Items from a dataset:
-----

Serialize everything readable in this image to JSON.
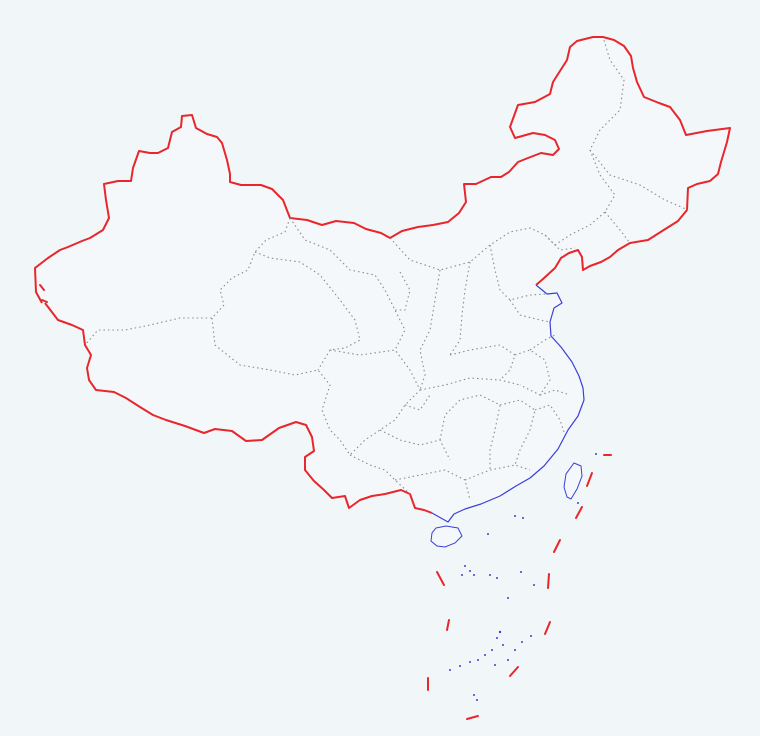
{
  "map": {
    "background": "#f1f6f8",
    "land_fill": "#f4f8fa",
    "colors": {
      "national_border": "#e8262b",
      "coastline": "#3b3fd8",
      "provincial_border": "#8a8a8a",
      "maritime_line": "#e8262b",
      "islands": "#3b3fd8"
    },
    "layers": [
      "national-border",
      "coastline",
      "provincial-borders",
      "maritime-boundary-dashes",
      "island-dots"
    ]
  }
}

-----

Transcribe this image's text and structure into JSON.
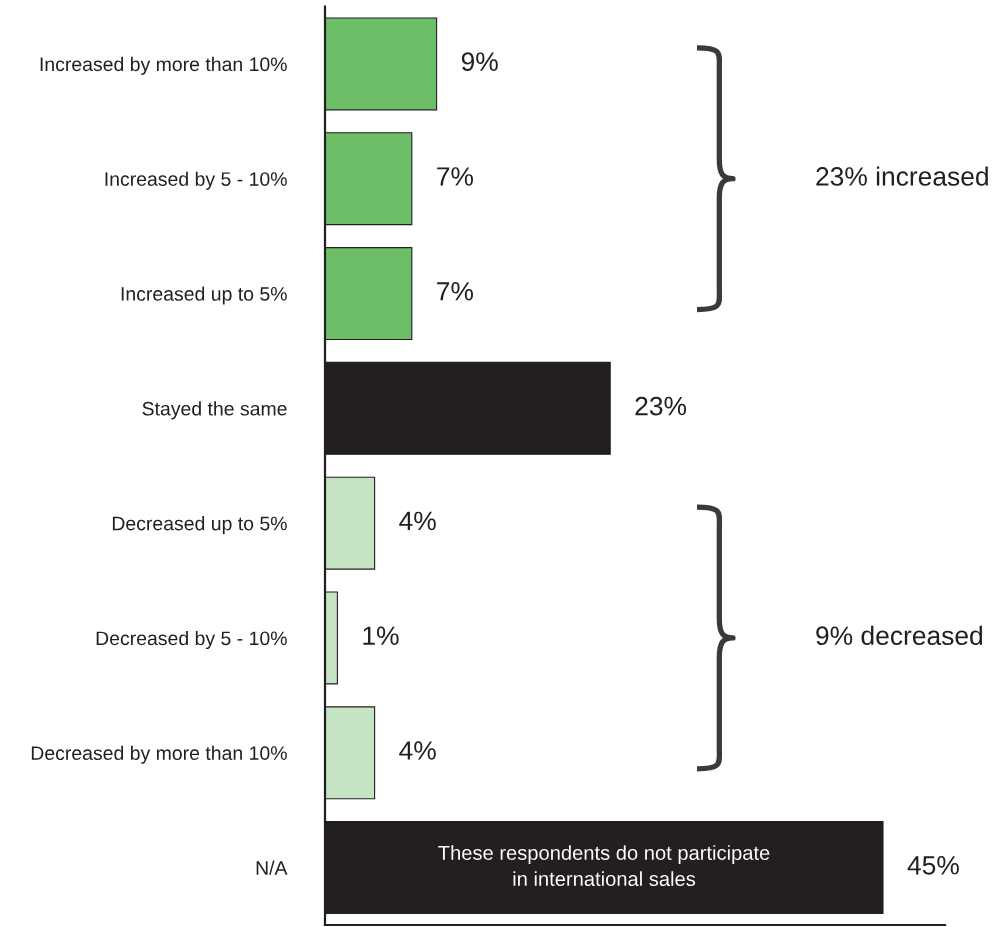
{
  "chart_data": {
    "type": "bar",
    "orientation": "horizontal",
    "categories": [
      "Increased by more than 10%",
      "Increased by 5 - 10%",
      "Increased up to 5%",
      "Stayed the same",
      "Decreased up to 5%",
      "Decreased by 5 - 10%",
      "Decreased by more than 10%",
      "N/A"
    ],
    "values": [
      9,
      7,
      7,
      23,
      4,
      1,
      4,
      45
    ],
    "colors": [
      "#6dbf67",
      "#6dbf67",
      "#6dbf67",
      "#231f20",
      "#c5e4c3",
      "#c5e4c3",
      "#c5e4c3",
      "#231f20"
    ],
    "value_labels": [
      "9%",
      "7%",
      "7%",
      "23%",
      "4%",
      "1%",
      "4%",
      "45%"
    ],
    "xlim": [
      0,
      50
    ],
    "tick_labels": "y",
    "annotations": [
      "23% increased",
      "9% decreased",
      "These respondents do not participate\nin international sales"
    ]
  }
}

-----

Problem statement. Look through the listing and extract every line with "than" in it.

Response to this exercise.
      "Increased by more than 10%",
      "Decreased by more than 10%",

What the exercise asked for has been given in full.